Records to use start

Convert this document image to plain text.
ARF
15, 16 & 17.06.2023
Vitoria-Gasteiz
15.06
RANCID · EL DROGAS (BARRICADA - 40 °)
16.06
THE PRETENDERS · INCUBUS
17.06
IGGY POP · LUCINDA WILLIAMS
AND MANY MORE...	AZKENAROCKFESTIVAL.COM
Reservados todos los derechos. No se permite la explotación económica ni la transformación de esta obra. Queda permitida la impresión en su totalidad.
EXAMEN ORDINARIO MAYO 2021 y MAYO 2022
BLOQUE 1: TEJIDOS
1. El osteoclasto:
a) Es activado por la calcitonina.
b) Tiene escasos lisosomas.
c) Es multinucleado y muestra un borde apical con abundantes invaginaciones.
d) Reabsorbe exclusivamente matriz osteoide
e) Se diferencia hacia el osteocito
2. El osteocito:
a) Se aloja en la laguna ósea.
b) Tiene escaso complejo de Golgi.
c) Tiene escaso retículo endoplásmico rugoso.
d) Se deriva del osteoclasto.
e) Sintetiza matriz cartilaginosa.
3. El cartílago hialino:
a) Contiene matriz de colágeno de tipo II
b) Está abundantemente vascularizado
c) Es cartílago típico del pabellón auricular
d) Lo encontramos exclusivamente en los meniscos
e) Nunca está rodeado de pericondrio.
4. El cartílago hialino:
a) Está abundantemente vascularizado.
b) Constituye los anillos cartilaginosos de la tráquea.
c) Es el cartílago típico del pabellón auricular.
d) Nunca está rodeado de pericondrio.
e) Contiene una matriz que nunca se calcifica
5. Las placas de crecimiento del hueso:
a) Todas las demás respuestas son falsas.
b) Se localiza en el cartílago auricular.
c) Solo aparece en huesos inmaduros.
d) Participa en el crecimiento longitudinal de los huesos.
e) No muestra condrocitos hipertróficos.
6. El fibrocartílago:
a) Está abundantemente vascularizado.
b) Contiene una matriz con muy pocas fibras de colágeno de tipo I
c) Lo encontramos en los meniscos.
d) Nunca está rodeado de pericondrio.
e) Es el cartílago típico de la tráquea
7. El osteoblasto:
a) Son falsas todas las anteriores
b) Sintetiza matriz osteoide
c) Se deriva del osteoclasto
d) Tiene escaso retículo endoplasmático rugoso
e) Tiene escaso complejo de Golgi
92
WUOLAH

Records to use end
Records to use start

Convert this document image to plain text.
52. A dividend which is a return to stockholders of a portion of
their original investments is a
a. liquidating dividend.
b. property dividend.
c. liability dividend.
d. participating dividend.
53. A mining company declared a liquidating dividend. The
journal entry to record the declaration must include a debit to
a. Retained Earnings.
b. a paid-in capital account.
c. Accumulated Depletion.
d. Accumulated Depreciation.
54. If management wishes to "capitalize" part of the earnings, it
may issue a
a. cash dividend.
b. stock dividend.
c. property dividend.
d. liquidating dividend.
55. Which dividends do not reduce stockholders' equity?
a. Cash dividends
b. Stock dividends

Records to use end
Records to use start

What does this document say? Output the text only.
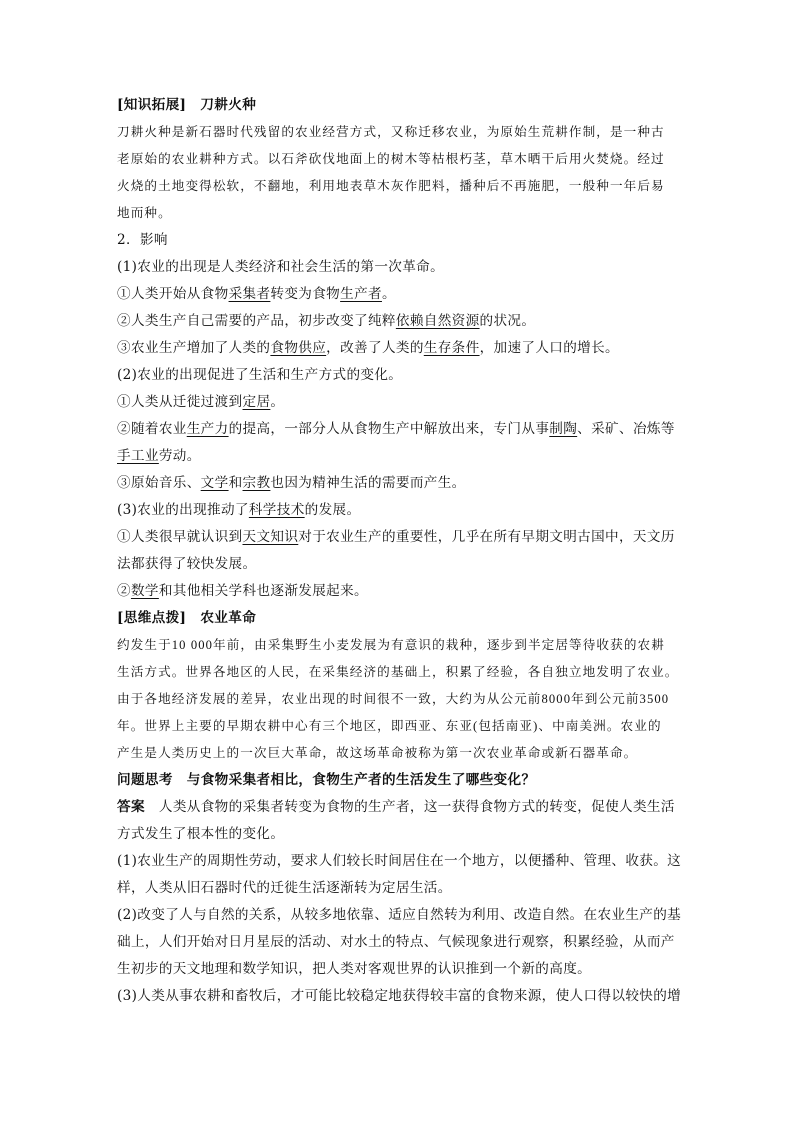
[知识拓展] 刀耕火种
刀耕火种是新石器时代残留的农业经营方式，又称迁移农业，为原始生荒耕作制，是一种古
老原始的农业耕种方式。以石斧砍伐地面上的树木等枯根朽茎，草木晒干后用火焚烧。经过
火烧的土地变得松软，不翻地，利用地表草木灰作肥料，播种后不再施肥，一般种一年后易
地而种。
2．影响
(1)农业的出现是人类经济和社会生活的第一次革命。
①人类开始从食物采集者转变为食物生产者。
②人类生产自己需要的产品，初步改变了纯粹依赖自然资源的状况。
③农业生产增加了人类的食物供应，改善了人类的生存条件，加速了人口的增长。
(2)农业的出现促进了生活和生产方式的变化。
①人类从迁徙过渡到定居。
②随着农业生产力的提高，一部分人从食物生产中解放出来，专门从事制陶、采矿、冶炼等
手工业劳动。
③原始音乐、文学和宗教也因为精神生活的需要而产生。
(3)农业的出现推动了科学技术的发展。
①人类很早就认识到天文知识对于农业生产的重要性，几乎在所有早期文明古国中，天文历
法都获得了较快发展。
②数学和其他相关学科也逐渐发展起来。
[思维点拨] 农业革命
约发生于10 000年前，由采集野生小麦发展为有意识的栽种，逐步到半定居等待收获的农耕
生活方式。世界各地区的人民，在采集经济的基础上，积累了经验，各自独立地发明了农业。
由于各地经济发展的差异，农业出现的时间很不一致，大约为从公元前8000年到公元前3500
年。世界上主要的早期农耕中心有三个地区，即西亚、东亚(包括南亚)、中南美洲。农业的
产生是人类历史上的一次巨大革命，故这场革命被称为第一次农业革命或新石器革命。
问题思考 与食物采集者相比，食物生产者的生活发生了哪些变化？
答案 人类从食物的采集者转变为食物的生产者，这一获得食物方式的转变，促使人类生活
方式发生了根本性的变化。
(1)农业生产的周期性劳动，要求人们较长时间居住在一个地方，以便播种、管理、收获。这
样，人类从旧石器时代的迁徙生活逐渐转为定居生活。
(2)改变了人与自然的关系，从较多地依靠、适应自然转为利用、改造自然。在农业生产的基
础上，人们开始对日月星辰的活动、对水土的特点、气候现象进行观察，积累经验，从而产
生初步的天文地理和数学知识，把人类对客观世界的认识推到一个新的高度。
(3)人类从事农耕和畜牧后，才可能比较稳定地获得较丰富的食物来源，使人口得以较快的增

Records to use end

Task description ▸ Within the records, how many lines include "colágeno"? The answer is the number and nothing else.

The result ▸ 2